State how many lines contain "Republic", and write nothing except that count.

Dataset items:
* start *

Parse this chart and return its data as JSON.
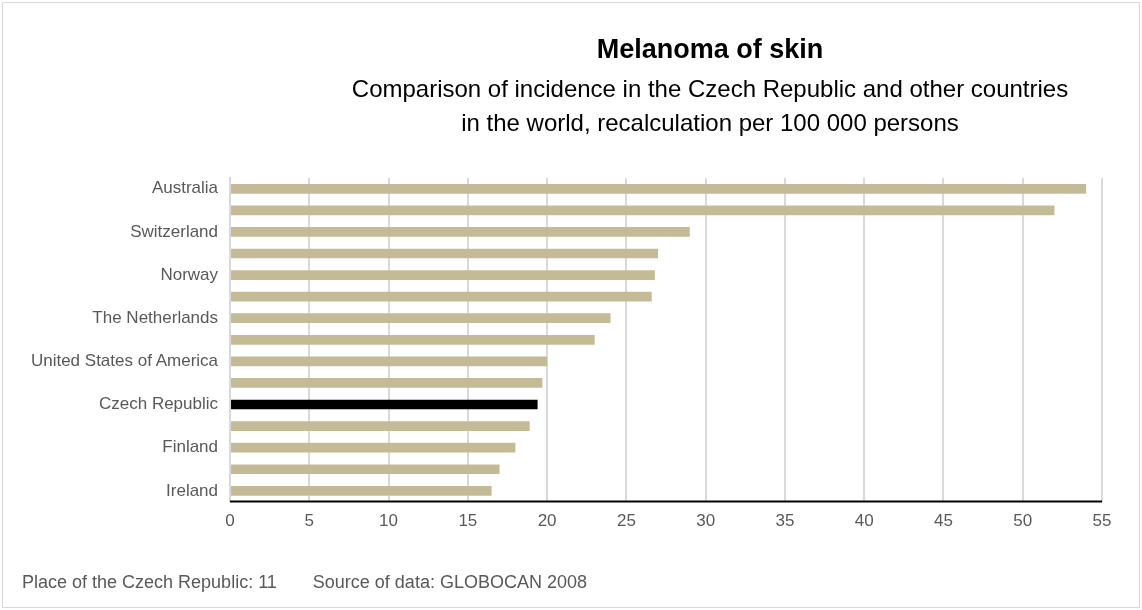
{
  "chart_data": {
    "type": "bar",
    "orientation": "horizontal",
    "title": "Melanoma of skin",
    "subtitle": "Comparison of incidence in the Czech Republic and other countries\nin the world, recalculation per 100 000 persons",
    "categories": [
      "Australia",
      null,
      "Switzerland",
      null,
      "Norway",
      null,
      "The Netherlands",
      null,
      "United States of America",
      null,
      "Czech Republic",
      null,
      "Finland",
      null,
      "Ireland"
    ],
    "values": [
      54.0,
      52.0,
      29.0,
      27.0,
      26.8,
      26.6,
      24.0,
      23.0,
      20.0,
      19.7,
      19.4,
      18.9,
      18.0,
      17.0,
      16.5
    ],
    "colors": [
      "#c4bb96",
      "#c4bb96",
      "#c4bb96",
      "#c4bb96",
      "#c4bb96",
      "#c4bb96",
      "#c4bb96",
      "#c4bb96",
      "#c4bb96",
      "#c4bb96",
      "#000000",
      "#c4bb96",
      "#c4bb96",
      "#c4bb96",
      "#c4bb96"
    ],
    "xlim": [
      0,
      55
    ],
    "xticks": [
      0,
      5,
      10,
      15,
      20,
      25,
      30,
      35,
      40,
      45,
      50,
      55
    ],
    "grid": "x",
    "legend": false,
    "annotations": [
      "Place of the Czech Republic: 11",
      "Source of data: GLOBOCAN 2008"
    ]
  }
}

* end *

| Answer for the task |
3